= AIM OF THE EXERCISE =
Rewrite the items from the line with "UI element localization: list" to the line with "- svg-text:Mean Achievement", substituting "Oklahoma" for "Arkansas" and changing nothing else, and leave the pictures out.

= DATA FOR PROCESSING =
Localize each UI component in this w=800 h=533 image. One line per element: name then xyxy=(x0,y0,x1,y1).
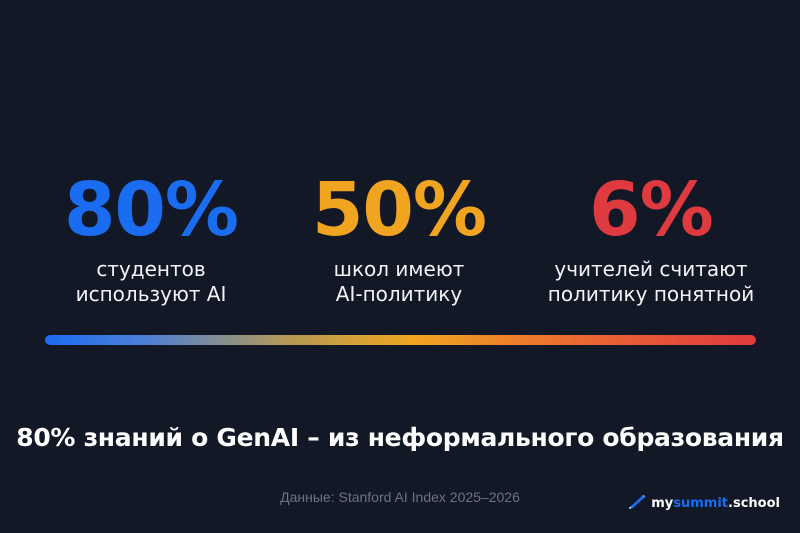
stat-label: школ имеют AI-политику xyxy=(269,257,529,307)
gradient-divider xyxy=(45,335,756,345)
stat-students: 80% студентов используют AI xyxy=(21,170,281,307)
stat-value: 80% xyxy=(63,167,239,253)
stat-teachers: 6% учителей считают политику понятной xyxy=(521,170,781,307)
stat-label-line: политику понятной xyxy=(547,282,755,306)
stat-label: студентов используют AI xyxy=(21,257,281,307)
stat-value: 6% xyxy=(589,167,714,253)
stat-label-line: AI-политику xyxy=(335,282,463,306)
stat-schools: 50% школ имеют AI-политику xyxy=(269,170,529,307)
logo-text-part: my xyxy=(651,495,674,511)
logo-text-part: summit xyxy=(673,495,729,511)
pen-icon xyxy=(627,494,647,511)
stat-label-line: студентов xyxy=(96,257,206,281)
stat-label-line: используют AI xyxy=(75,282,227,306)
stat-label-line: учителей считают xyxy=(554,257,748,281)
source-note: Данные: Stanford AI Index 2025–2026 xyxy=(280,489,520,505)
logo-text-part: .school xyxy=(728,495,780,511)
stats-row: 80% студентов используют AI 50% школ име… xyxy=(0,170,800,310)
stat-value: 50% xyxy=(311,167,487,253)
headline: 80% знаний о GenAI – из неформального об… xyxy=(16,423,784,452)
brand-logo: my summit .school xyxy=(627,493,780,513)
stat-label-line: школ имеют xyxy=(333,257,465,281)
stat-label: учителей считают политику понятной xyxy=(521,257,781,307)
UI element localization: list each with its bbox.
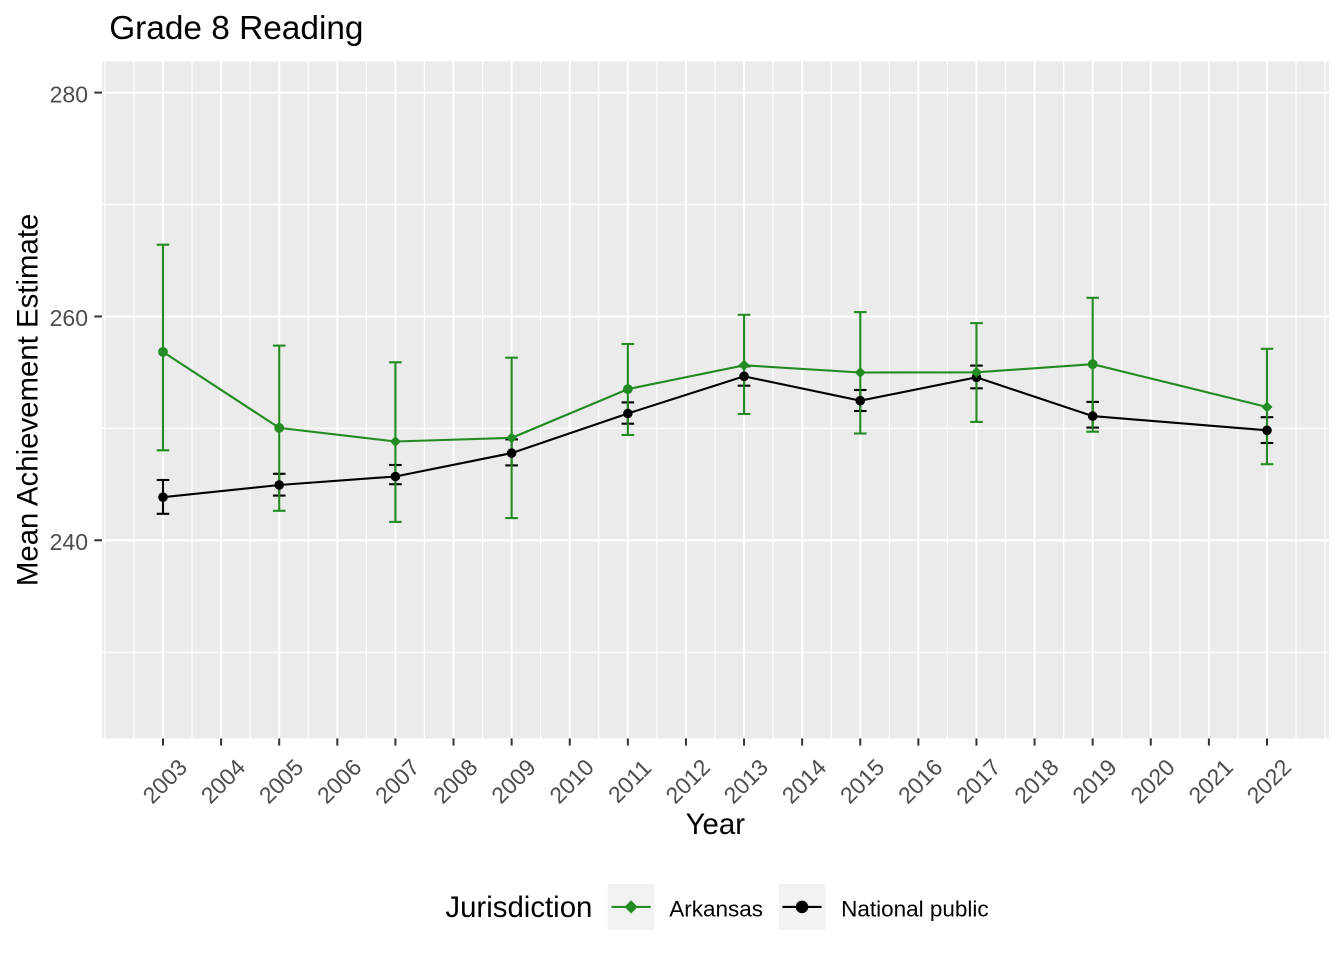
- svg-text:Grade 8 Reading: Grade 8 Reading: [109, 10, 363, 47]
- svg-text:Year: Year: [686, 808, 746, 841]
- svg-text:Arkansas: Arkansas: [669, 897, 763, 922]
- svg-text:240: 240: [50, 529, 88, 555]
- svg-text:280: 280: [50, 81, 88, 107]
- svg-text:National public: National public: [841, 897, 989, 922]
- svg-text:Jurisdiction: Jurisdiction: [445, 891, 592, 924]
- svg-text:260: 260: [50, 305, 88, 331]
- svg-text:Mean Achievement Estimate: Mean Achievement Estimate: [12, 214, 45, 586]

==

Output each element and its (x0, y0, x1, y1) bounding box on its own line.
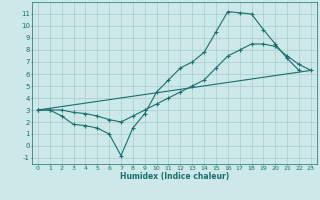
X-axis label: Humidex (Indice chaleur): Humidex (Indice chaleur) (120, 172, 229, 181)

= RESULT =
UI element localization: list each with its bbox.
- svg-text:Grade 8 Reading: Grade 8 Reading: [109, 10, 363, 47]
- svg-text:Year: Year: [686, 808, 746, 841]
- svg-text:Oklahoma: Oklahoma: [669, 897, 763, 922]
- svg-text:240: 240: [50, 529, 88, 555]
- svg-text:280: 280: [50, 81, 88, 107]
- svg-text:National public: National public: [841, 897, 989, 922]
- svg-text:Jurisdiction: Jurisdiction: [445, 891, 592, 924]
- svg-text:260: 260: [50, 305, 88, 331]
- svg-text:Mean Achievement Estimate: Mean Achievement Estimate: [12, 214, 45, 586]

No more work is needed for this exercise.